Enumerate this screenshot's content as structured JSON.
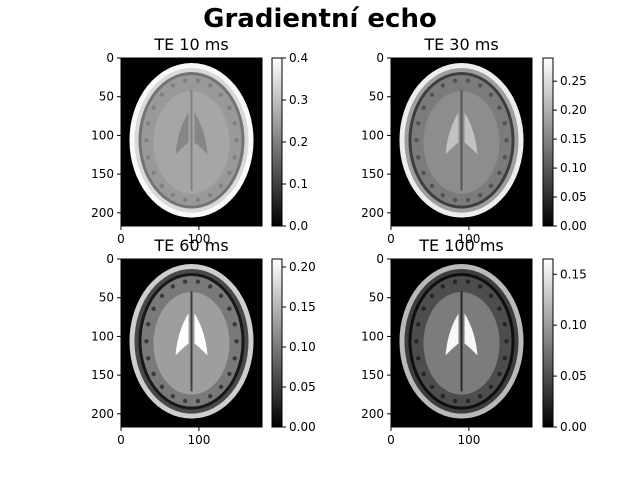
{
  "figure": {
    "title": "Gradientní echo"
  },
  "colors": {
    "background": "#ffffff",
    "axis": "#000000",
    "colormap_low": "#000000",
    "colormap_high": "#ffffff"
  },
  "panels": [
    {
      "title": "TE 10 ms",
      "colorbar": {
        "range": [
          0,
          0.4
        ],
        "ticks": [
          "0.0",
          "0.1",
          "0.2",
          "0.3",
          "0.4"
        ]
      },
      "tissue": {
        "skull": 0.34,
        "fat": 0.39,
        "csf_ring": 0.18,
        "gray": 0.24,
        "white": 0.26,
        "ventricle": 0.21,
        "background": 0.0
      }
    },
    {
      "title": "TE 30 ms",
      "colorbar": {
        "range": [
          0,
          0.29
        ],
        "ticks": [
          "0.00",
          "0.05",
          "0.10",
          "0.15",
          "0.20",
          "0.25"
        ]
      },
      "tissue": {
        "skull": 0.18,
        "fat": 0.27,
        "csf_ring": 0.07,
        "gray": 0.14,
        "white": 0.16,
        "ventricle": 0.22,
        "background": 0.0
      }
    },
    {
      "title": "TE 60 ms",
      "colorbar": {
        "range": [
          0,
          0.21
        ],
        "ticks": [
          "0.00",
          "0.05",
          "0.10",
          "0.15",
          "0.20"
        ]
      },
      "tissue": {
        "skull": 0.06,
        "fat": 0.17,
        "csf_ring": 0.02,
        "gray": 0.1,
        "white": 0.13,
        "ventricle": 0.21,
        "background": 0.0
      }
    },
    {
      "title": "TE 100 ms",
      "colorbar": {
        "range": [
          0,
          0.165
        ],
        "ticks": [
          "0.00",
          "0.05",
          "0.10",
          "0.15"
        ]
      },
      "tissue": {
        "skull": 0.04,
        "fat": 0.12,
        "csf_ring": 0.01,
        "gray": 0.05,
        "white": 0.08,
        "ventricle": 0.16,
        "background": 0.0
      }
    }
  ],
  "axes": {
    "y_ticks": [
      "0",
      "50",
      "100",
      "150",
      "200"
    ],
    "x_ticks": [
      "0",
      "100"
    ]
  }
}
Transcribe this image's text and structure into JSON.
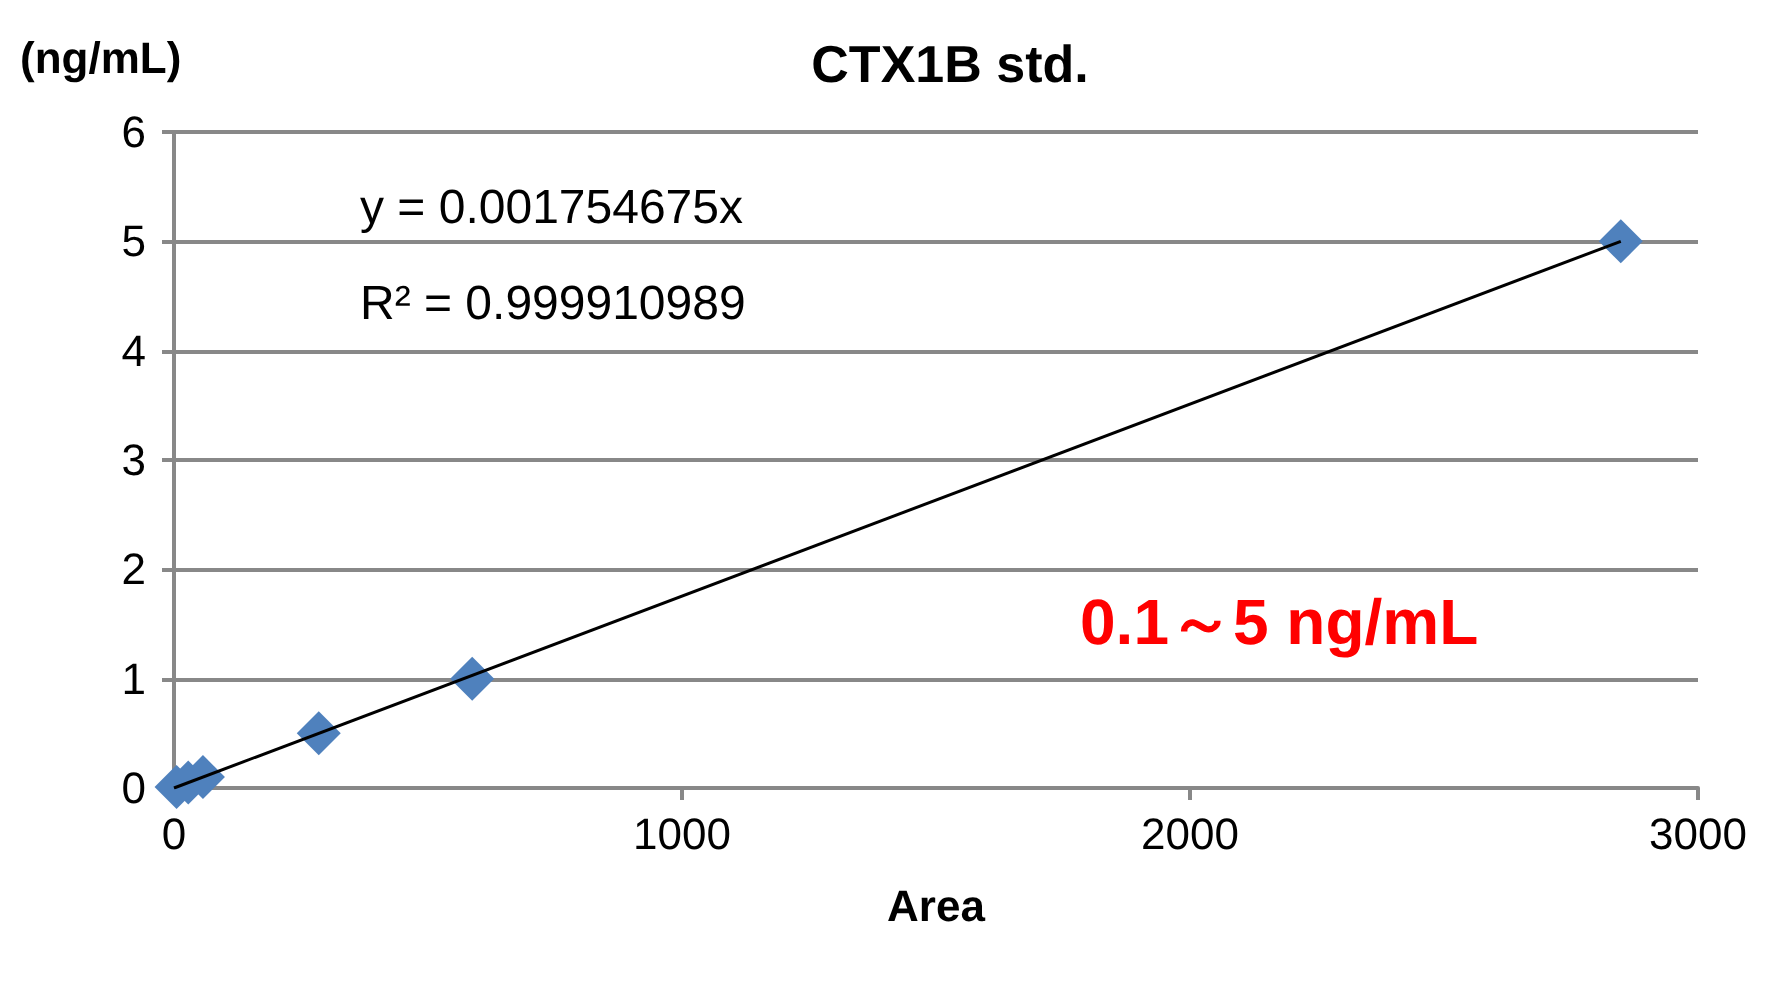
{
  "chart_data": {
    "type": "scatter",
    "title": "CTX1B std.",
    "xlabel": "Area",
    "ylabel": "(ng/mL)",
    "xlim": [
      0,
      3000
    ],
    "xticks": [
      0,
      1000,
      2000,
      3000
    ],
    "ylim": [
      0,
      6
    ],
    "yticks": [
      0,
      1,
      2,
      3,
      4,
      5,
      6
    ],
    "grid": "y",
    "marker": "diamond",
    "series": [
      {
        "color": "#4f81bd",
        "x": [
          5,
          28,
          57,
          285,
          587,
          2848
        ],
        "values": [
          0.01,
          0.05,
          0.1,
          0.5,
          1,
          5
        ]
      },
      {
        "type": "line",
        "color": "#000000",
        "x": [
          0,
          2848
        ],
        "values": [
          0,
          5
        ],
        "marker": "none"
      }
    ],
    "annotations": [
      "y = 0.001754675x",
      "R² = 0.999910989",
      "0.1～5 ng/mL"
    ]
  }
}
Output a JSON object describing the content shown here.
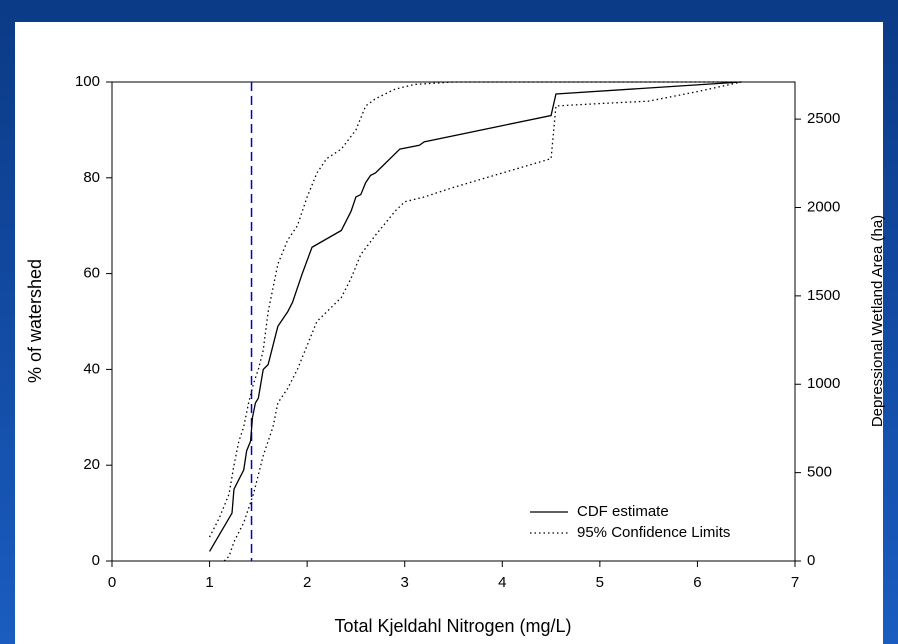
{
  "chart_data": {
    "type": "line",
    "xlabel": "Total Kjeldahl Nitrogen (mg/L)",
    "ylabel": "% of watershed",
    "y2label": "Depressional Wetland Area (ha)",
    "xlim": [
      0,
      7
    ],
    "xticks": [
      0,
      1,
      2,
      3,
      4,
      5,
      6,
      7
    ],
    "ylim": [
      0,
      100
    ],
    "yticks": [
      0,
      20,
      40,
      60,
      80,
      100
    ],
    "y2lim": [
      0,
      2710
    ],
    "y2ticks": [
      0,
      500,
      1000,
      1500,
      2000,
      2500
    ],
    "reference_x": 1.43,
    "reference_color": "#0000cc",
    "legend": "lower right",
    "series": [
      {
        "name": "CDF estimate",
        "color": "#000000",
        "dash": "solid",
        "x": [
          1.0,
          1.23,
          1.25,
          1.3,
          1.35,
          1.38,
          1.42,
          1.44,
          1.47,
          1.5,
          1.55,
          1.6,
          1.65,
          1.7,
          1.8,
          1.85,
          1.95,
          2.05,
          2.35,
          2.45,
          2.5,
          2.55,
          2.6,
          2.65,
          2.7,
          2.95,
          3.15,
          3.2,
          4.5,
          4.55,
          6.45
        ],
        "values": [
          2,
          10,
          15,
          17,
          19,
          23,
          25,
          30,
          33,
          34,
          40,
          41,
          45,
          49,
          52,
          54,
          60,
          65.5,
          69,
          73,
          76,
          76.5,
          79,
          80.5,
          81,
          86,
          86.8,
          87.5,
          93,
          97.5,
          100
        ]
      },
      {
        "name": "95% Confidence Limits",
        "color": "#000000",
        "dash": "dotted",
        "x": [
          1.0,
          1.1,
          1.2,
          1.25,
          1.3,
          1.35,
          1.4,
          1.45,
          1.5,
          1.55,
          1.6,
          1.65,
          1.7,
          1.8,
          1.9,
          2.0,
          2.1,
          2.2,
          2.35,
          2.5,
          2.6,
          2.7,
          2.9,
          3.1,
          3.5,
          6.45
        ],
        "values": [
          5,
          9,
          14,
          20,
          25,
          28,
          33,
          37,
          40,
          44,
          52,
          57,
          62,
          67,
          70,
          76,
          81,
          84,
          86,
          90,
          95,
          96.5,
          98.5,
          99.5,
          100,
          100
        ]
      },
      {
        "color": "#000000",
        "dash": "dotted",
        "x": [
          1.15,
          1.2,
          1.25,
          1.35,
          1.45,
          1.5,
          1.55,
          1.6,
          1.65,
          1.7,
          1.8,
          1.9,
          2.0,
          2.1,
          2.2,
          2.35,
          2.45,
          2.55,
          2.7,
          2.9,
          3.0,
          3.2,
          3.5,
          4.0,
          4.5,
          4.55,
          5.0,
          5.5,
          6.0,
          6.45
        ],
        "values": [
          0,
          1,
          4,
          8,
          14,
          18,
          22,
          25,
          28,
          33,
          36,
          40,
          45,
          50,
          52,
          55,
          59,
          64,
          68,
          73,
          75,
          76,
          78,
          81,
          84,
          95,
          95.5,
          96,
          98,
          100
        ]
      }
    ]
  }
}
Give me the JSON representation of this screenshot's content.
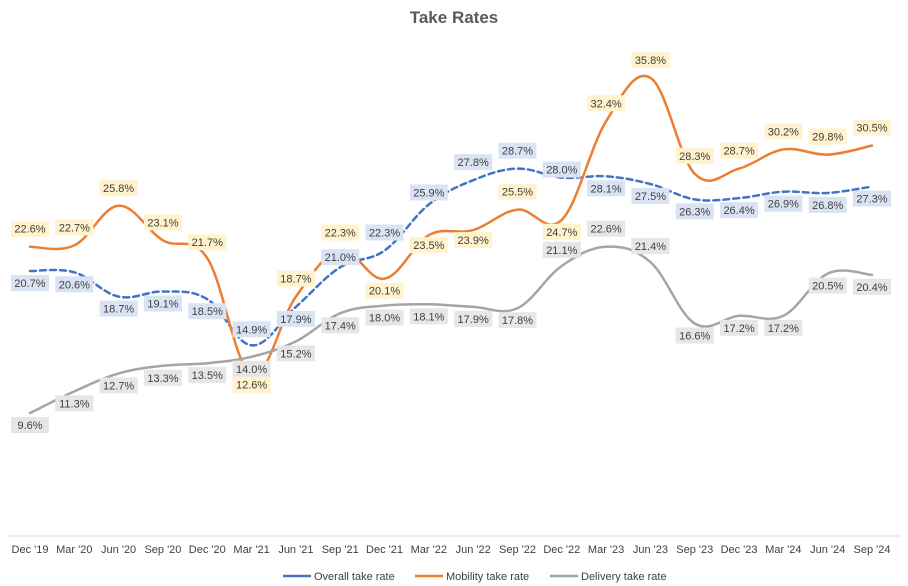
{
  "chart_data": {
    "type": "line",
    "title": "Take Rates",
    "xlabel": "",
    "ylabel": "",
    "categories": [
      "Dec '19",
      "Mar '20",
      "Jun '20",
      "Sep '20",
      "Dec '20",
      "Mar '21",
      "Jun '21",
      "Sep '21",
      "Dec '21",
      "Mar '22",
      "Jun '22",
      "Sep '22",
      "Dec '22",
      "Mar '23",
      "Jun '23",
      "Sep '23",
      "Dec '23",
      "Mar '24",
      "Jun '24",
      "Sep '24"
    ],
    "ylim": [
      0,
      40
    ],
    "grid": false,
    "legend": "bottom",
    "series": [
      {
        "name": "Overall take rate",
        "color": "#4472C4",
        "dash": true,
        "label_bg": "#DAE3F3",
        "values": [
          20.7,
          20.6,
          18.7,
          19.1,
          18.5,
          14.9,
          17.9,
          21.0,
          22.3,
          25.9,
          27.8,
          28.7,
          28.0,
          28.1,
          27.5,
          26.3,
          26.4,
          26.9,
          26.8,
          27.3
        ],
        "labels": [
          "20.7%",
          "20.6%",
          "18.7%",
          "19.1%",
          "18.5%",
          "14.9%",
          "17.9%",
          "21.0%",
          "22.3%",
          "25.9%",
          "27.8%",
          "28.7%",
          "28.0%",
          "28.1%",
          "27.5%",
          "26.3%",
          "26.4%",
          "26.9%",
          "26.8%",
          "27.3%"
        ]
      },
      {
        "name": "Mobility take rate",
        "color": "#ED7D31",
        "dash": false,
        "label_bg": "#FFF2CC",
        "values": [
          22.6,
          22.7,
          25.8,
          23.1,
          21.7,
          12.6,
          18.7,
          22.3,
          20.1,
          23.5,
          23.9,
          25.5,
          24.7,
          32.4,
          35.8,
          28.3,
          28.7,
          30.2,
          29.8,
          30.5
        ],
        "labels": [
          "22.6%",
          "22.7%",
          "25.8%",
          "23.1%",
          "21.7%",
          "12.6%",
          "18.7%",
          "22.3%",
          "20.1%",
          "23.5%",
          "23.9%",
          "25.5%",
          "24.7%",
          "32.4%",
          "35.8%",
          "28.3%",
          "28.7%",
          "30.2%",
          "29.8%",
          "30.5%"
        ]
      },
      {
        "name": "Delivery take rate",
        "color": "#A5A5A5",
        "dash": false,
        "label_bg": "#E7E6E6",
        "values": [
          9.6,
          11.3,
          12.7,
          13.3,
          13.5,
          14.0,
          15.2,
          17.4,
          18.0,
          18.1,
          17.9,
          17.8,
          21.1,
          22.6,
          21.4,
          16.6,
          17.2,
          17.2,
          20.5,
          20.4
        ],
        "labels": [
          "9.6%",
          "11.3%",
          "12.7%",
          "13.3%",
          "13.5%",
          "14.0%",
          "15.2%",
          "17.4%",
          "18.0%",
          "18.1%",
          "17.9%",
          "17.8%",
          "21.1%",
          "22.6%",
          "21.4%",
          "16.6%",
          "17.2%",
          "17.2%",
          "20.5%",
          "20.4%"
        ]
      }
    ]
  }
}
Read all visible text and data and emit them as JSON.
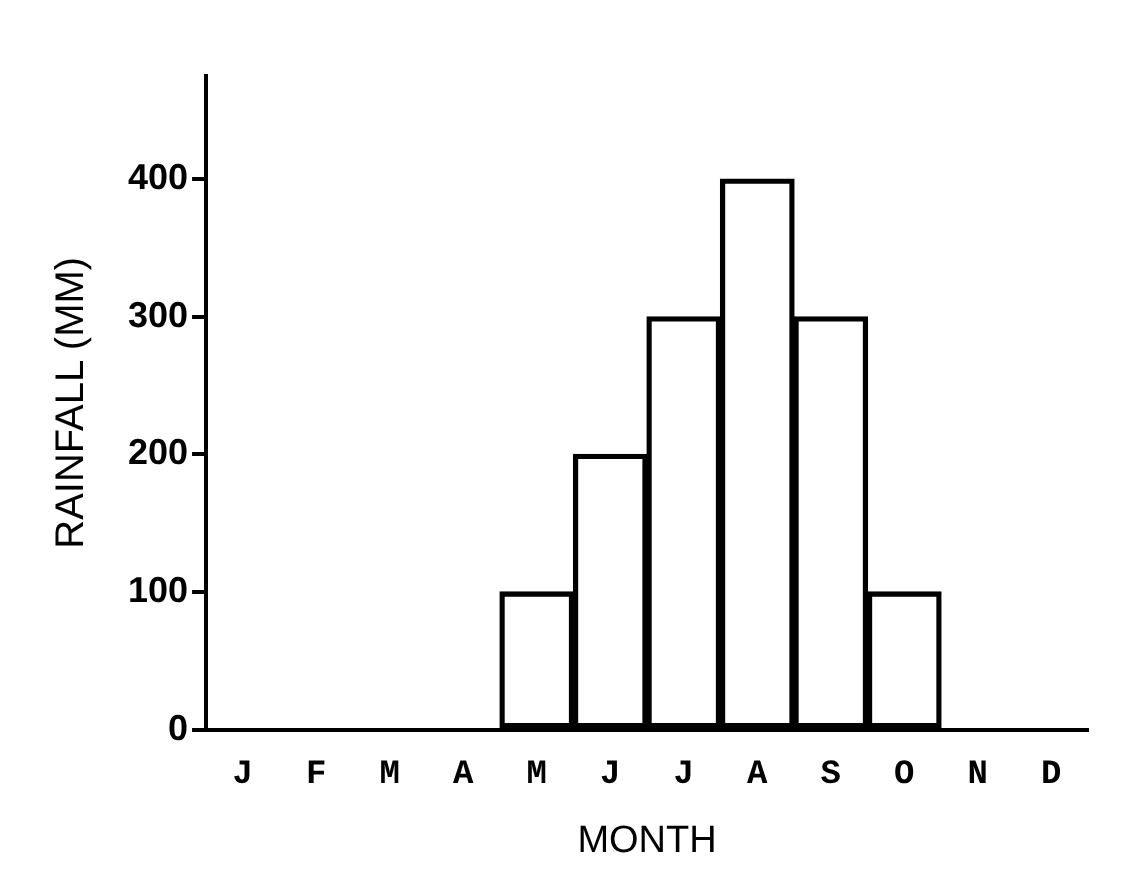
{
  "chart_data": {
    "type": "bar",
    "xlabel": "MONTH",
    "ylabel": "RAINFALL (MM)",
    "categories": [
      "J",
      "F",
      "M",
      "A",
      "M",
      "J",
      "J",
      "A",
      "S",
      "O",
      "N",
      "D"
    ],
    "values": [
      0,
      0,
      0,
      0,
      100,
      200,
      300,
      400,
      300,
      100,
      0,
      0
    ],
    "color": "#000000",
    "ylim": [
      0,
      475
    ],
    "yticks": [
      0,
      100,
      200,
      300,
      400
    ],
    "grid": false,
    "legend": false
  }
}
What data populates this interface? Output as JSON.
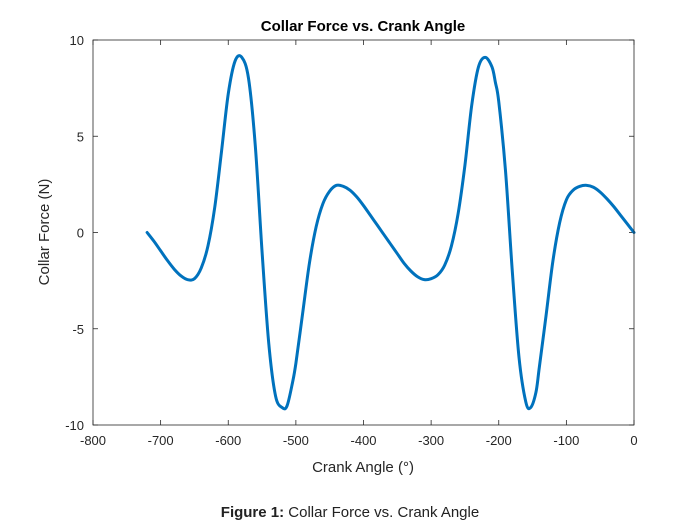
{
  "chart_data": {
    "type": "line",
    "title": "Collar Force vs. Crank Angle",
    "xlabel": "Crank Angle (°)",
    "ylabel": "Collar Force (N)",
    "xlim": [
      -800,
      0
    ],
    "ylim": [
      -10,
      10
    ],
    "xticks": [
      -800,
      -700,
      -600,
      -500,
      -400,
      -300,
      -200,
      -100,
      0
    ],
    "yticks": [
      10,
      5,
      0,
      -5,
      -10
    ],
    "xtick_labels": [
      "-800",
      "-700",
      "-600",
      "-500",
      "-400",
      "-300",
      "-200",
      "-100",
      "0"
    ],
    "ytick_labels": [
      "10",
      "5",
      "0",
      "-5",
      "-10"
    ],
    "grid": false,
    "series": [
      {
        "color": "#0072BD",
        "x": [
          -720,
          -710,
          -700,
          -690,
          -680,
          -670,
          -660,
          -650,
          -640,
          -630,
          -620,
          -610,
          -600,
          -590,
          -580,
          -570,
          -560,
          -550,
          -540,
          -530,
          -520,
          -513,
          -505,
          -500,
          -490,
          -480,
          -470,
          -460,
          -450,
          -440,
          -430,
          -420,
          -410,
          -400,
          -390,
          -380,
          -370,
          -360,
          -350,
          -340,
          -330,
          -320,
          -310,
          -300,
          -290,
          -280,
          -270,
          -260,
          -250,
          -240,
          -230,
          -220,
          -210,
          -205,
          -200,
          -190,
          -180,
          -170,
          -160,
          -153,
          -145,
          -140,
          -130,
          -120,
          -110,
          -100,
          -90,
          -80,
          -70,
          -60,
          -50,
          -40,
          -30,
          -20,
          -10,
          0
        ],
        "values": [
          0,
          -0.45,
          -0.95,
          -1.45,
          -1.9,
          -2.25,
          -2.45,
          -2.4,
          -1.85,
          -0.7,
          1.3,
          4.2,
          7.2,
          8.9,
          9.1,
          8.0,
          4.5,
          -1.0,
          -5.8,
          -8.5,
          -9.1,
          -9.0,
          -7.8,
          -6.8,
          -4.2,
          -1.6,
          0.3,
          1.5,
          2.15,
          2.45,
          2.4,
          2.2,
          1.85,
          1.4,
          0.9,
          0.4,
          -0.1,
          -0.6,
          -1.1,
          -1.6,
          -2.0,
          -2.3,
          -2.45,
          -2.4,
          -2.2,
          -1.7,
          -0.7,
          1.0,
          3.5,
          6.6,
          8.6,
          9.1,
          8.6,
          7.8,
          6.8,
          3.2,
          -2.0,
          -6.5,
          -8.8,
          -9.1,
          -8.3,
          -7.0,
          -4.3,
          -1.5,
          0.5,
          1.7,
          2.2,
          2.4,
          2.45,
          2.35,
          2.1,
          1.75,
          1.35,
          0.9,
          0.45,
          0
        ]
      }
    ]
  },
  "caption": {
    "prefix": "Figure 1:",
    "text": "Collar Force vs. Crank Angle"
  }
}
........
- _Aim_
Copy all lines from the material that hold "ylabel".

- _Solution for this problem_
    "ylabel": "(ng/mL)",
    "ylabel": "% of watershed",
    "ylabel": "",
    "ylabel": "RAINFALL (MM)",
    "ylabel": "Collar Force (N)",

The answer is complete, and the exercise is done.